• [Aim]:
Across the listing below, how many lines hold "Driving"? Reply with the number by itself.

• [Supplied material]:

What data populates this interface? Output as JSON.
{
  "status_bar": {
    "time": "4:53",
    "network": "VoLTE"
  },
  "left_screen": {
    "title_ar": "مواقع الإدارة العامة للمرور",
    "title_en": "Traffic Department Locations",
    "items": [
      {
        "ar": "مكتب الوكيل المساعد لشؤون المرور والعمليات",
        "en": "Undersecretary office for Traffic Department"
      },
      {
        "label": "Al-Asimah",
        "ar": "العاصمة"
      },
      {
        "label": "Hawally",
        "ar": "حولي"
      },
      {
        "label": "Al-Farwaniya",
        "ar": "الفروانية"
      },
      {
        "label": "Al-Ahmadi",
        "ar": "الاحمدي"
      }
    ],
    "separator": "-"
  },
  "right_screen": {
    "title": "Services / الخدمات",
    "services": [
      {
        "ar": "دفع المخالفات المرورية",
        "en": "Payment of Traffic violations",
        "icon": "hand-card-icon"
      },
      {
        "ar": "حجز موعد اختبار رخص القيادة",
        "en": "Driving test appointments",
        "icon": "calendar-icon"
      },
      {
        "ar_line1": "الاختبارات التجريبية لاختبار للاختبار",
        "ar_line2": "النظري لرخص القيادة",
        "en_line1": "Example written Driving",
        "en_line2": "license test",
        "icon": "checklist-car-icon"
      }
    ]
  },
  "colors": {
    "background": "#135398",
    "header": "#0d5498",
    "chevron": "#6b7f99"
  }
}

• [Task solution]:
2